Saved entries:
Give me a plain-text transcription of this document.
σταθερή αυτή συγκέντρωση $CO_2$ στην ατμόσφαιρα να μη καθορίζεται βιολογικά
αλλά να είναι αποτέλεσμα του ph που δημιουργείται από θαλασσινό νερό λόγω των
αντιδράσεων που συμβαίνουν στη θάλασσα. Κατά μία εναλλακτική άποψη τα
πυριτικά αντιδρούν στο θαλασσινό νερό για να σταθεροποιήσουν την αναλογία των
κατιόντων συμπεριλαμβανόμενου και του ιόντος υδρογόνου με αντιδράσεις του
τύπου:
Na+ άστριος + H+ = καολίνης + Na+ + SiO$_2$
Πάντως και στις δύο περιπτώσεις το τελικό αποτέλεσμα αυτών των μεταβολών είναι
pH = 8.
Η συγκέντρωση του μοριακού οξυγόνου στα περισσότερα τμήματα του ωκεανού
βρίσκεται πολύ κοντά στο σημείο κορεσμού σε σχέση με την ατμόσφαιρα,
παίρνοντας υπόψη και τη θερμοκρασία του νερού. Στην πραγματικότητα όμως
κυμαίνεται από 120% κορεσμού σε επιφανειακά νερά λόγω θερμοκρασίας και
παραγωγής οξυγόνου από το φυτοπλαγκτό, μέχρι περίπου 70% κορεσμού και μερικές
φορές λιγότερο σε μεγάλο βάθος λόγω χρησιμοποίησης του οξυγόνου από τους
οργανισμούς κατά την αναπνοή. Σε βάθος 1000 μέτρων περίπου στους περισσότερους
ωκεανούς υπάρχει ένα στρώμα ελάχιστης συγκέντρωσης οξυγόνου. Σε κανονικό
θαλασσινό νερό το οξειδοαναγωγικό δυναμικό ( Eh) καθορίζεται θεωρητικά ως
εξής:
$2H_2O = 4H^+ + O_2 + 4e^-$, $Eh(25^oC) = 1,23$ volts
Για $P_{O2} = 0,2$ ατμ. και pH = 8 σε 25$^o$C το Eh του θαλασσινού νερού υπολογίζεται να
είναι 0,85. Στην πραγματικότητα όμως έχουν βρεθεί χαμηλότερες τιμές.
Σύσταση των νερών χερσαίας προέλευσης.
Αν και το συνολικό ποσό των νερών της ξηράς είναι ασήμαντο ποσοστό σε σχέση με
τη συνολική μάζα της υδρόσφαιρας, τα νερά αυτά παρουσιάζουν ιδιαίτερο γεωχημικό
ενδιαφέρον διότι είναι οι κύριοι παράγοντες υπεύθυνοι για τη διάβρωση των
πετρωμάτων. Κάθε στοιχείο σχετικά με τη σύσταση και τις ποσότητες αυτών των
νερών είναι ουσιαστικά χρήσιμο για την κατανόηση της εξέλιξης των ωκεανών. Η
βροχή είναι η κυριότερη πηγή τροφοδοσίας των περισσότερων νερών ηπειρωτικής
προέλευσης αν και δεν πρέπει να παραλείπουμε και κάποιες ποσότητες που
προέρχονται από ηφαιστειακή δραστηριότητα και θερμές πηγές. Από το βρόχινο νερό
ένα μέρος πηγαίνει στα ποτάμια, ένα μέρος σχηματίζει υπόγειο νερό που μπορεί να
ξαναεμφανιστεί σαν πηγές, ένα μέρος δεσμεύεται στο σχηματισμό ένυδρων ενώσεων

Problem description ::
How many lines of the data hold the string "ποσότητες"? Reply with the number alone.

Answer to this exercise ::
2